Dataset rows:
##############################

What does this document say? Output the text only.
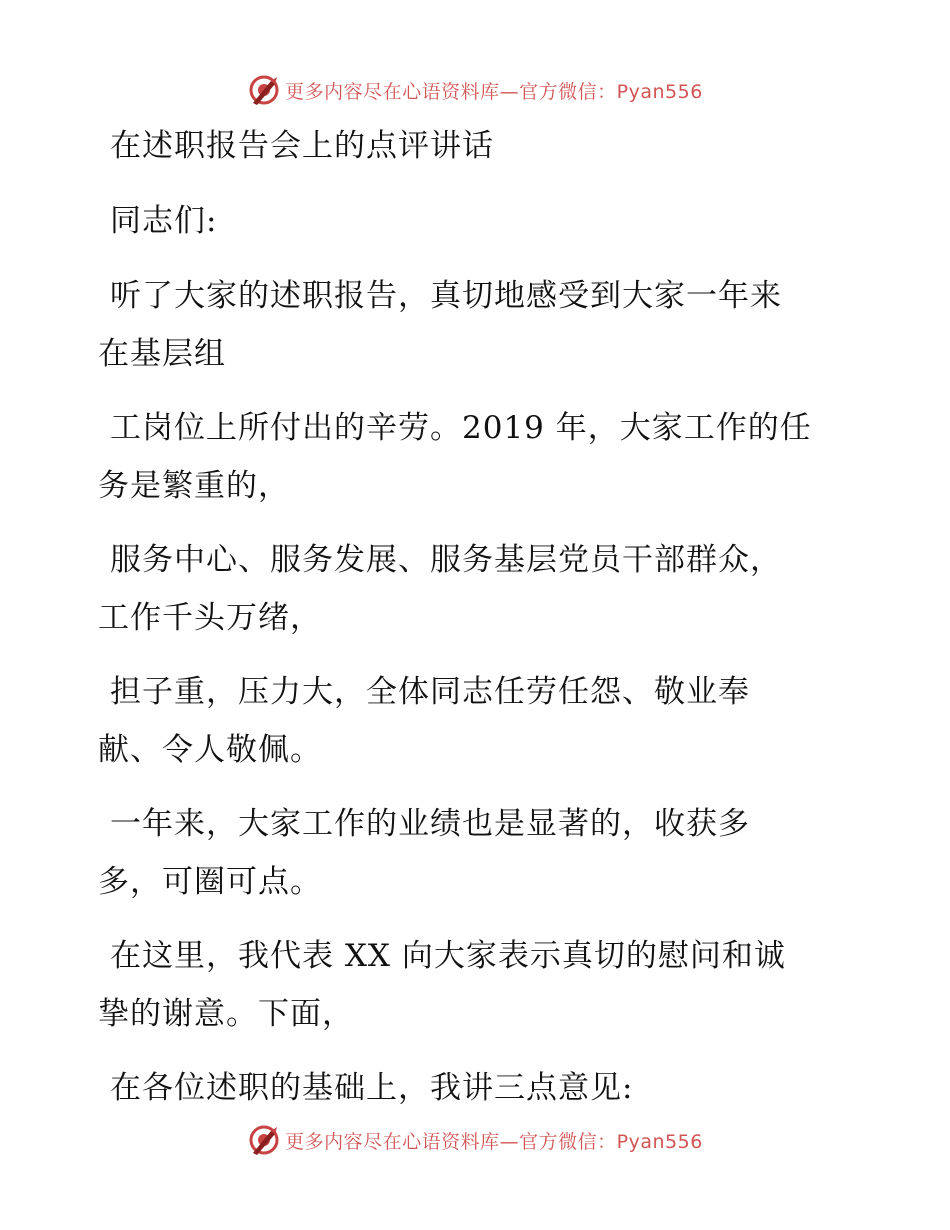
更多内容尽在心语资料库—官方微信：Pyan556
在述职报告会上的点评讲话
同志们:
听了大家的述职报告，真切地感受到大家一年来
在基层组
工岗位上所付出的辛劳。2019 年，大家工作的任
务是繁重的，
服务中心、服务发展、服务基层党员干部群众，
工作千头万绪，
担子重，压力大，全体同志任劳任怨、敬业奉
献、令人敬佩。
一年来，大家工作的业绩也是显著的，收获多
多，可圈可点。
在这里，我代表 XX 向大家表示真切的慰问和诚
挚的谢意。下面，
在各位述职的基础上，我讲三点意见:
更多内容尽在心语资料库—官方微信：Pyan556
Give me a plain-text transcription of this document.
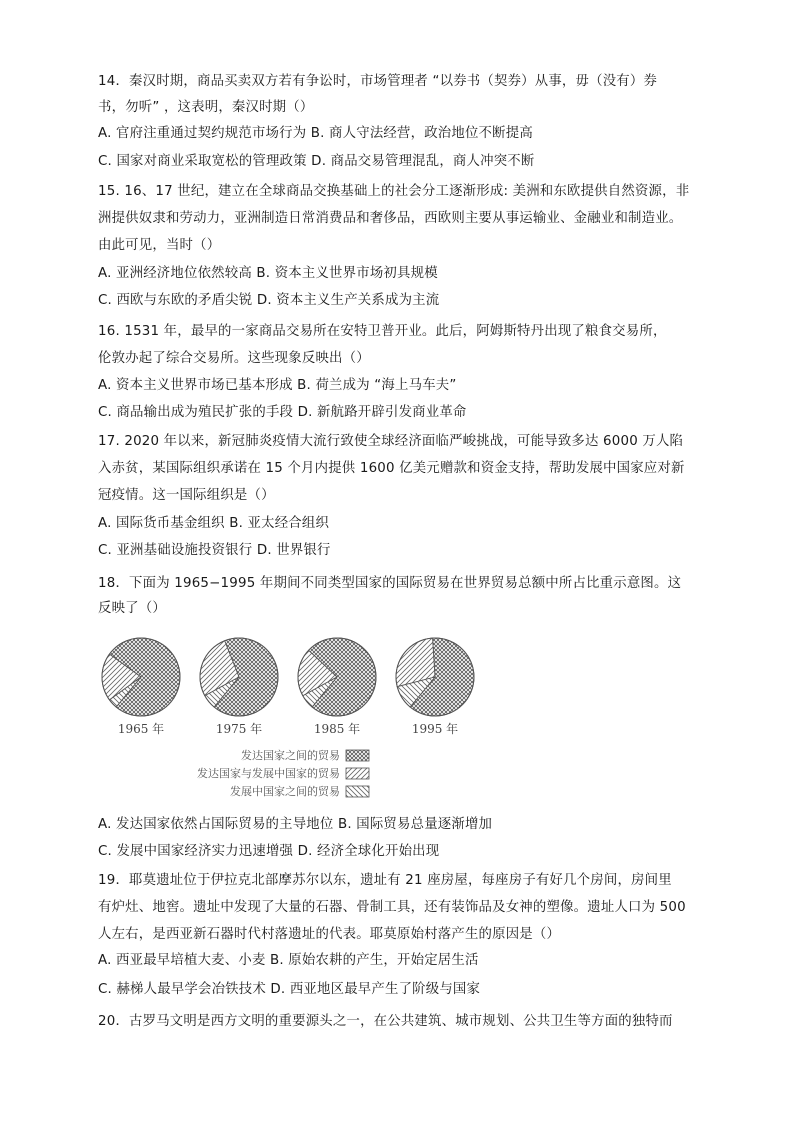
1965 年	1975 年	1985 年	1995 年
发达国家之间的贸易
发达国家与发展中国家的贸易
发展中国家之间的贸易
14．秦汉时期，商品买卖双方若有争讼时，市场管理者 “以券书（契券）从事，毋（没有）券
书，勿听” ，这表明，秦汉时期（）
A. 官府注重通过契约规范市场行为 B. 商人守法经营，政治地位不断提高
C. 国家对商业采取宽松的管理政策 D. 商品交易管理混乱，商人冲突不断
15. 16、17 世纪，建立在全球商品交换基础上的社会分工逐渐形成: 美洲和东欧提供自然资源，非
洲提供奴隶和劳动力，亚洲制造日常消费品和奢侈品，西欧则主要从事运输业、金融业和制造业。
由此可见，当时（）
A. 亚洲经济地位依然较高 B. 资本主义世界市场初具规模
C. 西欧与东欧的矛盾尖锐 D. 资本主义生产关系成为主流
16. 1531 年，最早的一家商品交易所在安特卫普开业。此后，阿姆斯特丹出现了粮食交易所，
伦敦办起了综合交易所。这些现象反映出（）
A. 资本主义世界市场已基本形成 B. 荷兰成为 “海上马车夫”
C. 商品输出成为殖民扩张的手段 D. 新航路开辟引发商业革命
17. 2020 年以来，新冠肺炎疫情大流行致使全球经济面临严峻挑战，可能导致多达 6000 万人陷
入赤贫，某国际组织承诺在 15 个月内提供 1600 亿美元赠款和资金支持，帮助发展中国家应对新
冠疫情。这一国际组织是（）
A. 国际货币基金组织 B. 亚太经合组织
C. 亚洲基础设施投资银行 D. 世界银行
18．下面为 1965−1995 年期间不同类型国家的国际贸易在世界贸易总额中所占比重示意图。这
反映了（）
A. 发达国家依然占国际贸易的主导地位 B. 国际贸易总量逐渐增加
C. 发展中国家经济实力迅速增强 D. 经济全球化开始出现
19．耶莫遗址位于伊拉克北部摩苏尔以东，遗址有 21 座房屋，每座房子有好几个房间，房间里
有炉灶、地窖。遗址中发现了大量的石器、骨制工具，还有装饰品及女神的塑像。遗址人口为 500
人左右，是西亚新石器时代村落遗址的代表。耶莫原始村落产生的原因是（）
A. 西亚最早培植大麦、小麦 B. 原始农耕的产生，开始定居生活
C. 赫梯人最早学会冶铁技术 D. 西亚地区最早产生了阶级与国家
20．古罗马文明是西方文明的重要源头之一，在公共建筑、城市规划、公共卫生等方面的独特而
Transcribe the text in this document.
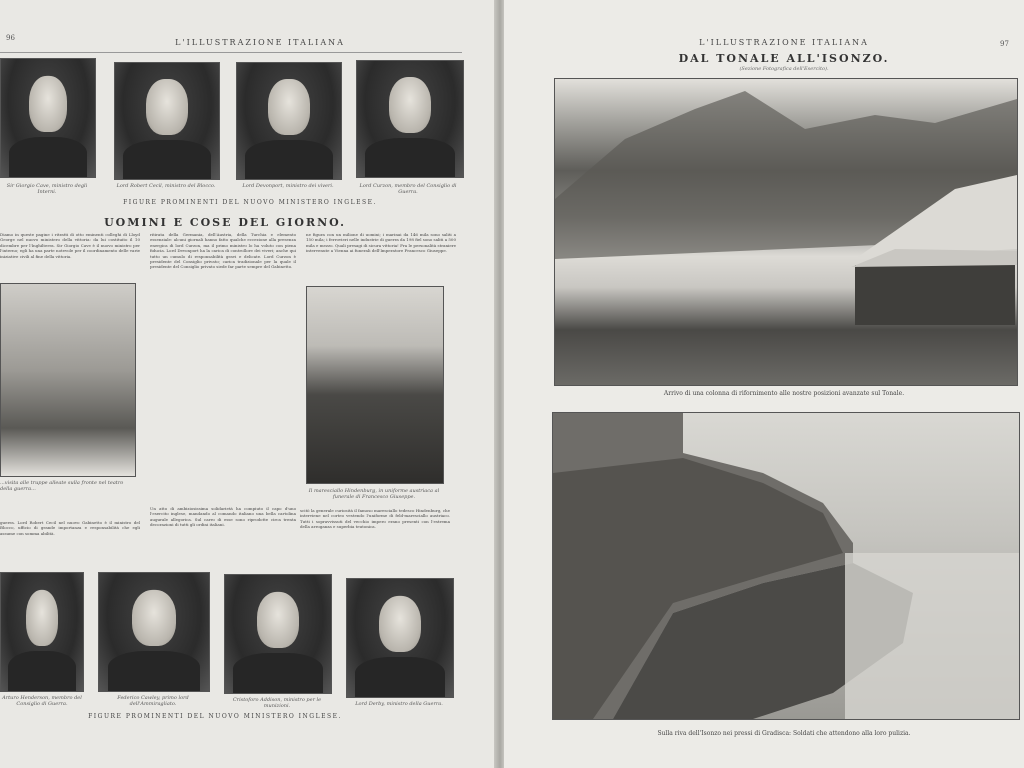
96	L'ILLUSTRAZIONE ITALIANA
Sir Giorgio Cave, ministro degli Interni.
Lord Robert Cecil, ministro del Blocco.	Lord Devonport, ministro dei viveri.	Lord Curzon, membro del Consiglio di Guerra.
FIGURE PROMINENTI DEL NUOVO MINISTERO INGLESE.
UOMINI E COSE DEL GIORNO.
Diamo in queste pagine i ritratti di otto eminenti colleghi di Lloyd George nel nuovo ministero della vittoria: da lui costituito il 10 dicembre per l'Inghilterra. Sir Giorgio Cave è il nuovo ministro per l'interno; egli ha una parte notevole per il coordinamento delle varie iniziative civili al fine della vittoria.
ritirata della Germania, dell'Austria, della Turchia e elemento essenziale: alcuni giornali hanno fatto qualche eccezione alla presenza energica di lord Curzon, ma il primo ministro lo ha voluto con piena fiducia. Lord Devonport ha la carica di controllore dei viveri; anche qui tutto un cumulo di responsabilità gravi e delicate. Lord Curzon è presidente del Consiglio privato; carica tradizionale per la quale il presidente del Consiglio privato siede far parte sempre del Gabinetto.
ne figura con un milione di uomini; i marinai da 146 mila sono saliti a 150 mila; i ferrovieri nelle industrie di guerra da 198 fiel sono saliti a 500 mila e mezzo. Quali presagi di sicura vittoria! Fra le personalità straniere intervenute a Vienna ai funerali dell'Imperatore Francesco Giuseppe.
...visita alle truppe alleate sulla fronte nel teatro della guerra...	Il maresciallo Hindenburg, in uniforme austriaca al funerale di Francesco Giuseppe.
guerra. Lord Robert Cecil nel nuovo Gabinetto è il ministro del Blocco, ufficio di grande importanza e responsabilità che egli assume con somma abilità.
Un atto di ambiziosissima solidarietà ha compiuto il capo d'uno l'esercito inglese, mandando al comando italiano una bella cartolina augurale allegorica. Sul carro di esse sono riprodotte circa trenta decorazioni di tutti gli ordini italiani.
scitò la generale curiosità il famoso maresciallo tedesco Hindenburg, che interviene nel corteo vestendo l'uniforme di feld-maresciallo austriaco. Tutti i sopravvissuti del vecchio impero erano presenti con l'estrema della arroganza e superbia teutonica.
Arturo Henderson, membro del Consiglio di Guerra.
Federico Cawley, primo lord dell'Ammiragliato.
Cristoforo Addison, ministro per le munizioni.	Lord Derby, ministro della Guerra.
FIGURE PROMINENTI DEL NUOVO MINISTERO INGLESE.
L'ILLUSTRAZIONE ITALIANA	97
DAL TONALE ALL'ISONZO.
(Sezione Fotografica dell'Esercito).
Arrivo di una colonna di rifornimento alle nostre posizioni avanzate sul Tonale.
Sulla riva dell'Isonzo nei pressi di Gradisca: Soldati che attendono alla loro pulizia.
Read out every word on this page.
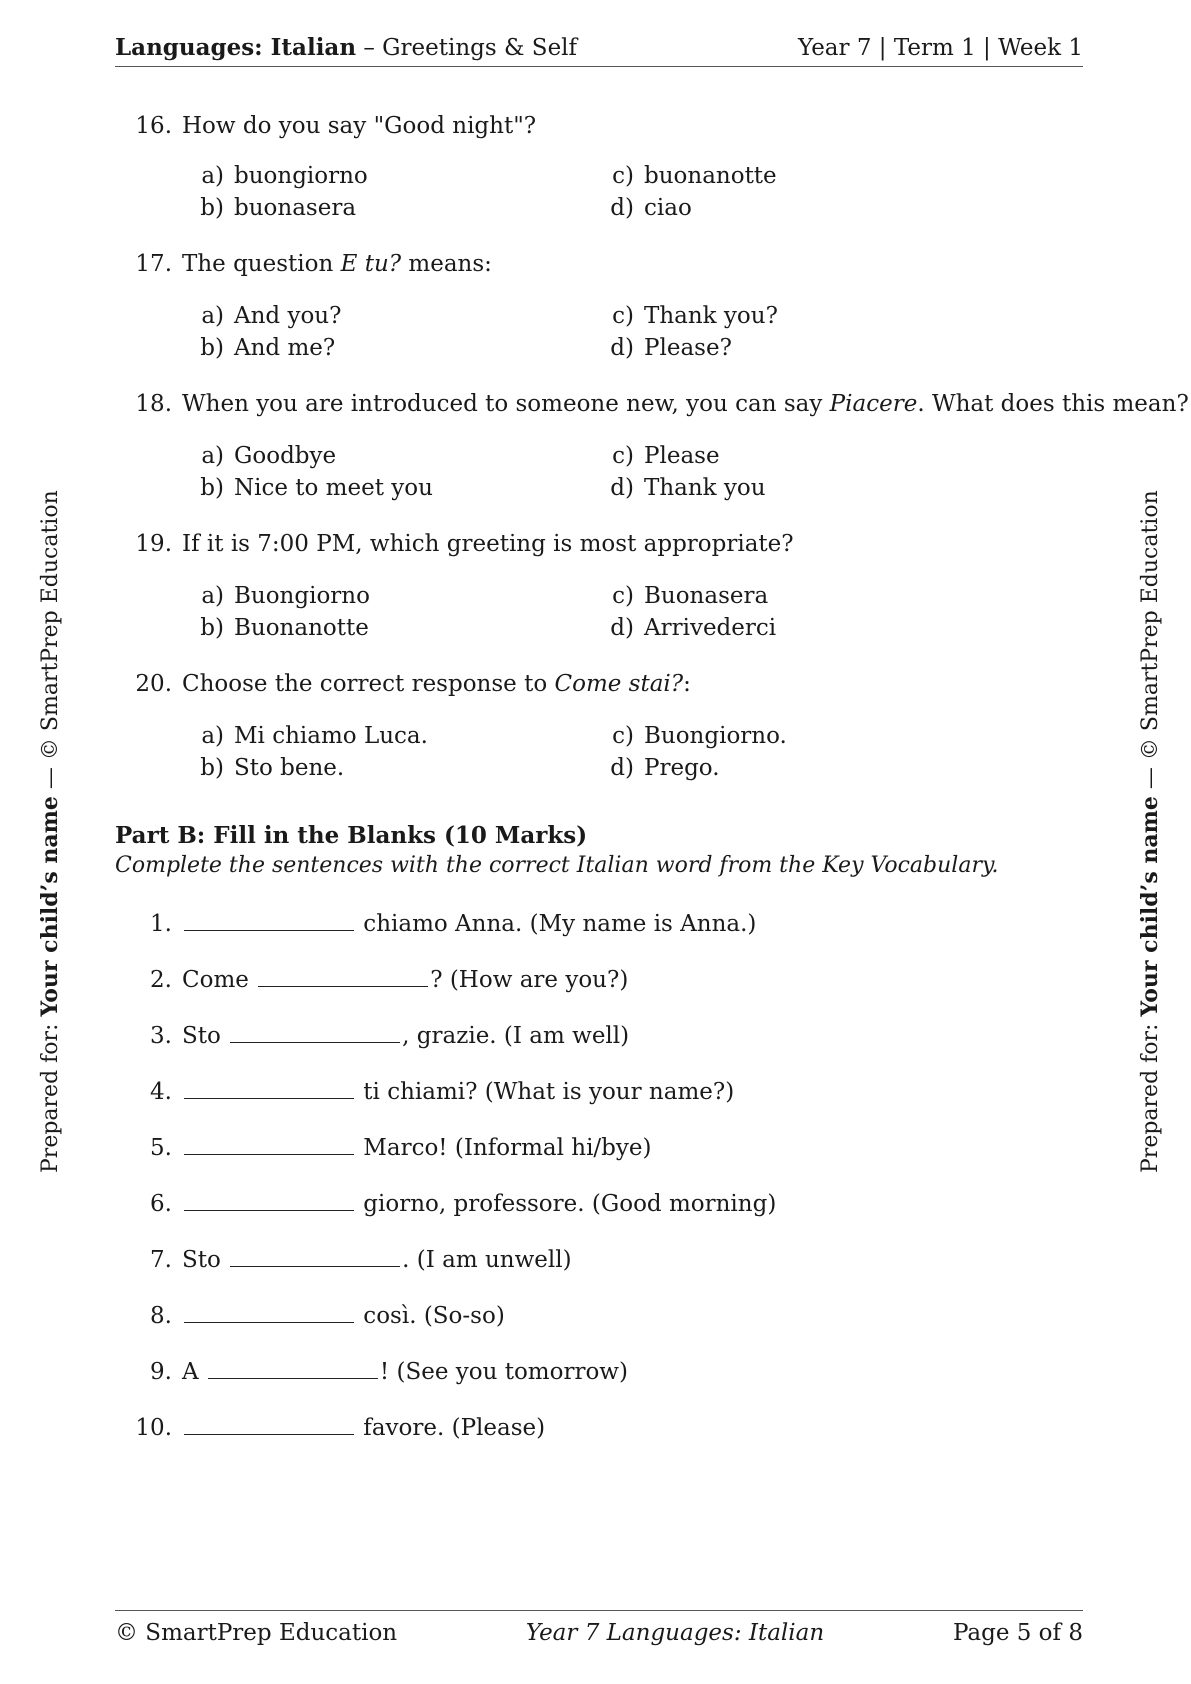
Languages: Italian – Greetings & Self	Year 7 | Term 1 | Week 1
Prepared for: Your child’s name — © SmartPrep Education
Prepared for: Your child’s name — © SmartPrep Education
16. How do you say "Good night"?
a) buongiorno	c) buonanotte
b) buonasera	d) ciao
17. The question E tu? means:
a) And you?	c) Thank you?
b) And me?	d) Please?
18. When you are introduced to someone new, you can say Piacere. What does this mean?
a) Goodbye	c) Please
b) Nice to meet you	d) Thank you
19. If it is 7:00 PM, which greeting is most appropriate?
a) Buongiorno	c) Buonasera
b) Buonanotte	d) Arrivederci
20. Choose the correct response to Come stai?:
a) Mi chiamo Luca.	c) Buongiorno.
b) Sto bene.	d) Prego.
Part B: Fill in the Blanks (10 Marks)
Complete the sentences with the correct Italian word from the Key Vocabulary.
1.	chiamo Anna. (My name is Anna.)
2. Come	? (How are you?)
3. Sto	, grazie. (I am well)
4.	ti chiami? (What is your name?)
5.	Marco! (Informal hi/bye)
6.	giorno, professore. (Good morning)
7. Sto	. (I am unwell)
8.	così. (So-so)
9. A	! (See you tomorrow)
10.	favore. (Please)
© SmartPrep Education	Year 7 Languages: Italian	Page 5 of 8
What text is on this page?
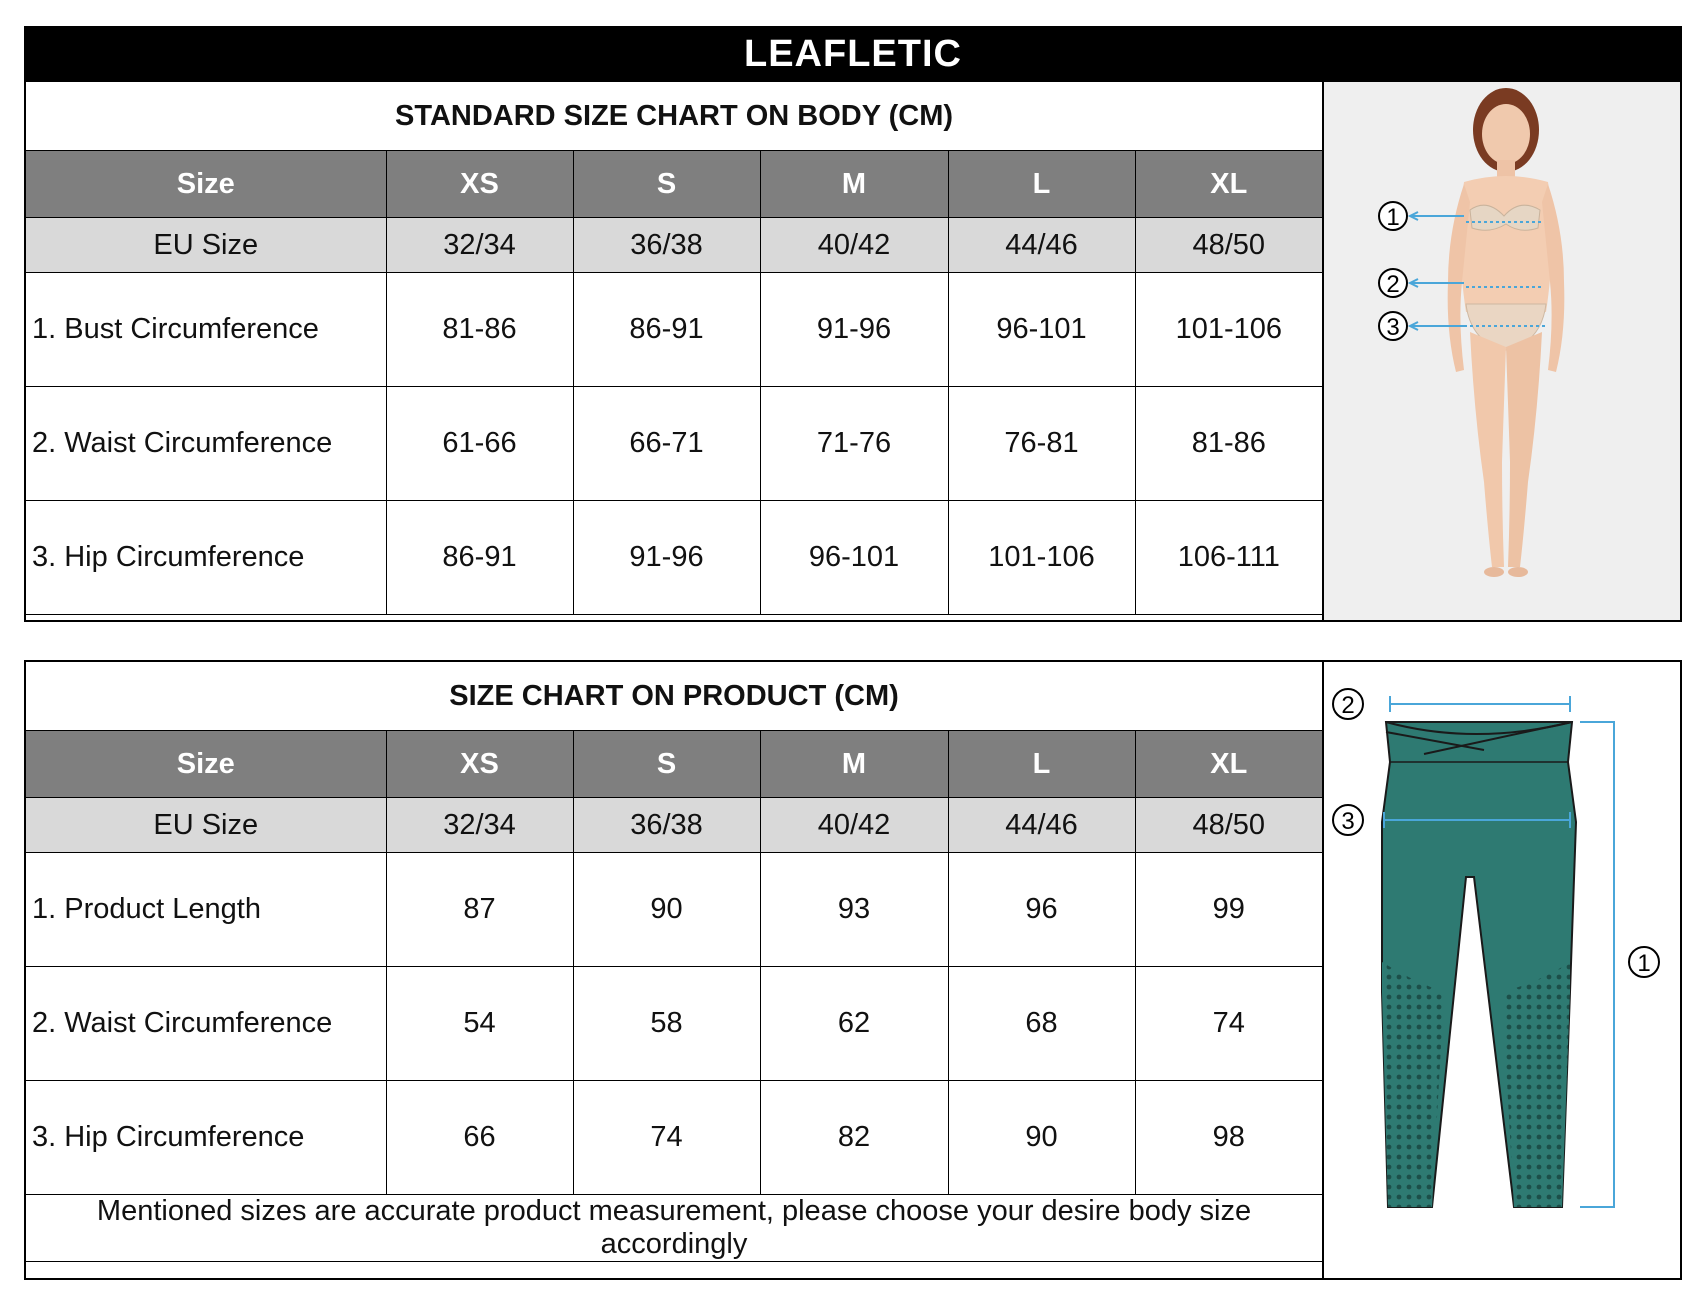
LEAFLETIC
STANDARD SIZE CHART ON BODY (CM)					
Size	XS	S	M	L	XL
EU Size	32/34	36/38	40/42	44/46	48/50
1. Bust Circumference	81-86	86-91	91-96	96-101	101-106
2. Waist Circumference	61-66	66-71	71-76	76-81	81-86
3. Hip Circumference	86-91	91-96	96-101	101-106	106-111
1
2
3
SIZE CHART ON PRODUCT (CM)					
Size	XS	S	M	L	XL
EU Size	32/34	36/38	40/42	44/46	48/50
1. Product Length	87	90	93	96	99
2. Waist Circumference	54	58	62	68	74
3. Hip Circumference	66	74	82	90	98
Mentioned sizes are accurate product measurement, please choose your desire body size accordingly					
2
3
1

##############################

Tell how many lines in the material contain the word "alla". Only the number is wanted.

Exercise output:
2